- What is asked: Locate all lines with the word "năng". Copy them.

- Data entries:
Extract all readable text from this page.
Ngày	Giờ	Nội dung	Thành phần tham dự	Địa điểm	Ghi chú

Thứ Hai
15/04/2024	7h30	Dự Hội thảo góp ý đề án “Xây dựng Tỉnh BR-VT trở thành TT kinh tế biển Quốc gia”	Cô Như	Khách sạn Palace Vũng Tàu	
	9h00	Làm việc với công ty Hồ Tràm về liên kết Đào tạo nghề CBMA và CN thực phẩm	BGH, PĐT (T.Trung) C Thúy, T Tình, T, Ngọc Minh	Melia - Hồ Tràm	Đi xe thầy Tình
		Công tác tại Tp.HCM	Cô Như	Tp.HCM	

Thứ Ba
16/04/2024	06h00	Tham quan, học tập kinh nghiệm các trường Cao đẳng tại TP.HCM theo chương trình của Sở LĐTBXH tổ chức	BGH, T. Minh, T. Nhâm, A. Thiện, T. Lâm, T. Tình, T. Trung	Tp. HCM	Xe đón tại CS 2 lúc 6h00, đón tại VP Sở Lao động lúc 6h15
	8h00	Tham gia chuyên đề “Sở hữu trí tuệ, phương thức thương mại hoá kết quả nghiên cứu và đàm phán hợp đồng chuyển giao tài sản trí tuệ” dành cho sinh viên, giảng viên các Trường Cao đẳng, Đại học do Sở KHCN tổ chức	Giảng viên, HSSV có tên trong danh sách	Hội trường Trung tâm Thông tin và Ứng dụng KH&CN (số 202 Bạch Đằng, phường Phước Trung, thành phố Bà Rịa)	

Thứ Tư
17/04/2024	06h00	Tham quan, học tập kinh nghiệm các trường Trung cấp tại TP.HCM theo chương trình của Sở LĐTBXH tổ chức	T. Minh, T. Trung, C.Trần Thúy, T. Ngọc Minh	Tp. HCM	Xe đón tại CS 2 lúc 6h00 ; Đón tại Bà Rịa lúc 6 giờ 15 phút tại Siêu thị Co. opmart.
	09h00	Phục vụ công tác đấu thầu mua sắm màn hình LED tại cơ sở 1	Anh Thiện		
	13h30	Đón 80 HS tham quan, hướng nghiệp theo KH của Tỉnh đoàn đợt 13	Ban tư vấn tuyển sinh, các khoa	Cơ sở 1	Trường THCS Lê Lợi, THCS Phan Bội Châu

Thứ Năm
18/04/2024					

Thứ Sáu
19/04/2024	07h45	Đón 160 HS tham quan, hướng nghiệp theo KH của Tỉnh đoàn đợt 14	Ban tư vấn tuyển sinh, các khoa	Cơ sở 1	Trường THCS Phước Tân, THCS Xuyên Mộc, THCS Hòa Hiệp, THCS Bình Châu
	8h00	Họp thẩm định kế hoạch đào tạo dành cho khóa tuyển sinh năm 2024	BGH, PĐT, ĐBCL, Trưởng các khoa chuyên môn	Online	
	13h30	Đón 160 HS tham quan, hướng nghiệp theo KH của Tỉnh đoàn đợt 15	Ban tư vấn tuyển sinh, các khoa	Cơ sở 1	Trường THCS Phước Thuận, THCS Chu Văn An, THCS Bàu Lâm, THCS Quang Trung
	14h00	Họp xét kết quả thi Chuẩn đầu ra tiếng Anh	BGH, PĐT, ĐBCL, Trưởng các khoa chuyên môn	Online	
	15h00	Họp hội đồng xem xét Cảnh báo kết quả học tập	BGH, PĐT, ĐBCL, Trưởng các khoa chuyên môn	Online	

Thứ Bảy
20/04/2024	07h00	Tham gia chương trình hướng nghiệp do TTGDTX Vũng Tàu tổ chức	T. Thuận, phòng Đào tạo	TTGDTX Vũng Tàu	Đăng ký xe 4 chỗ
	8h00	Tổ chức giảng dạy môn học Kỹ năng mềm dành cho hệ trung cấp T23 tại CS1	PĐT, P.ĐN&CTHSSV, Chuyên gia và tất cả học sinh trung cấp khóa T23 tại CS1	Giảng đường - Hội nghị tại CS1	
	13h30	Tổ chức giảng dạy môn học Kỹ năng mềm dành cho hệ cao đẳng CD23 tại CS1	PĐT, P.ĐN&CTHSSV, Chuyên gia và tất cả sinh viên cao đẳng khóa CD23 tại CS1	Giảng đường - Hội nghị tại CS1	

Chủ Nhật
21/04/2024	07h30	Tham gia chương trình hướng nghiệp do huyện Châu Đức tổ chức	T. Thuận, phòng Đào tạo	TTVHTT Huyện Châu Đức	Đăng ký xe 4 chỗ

- Completed exercise:
	8h00	Tổ chức giảng dạy môn học Kỹ năng mềm dành cho hệ trung cấp T23 tại CS1	PĐT, P.ĐN&CTHSSV, Chuyên gia và tất cả học sinh trung cấp khóa T23 tại CS1	Giảng đường - Hội nghị tại CS1	
	13h30	Tổ chức giảng dạy môn học Kỹ năng mềm dành cho hệ cao đẳng CD23 tại CS1	PĐT, P.ĐN&CTHSSV, Chuyên gia và tất cả sinh viên cao đẳng khóa CD23 tại CS1	Giảng đường - Hội nghị tại CS1	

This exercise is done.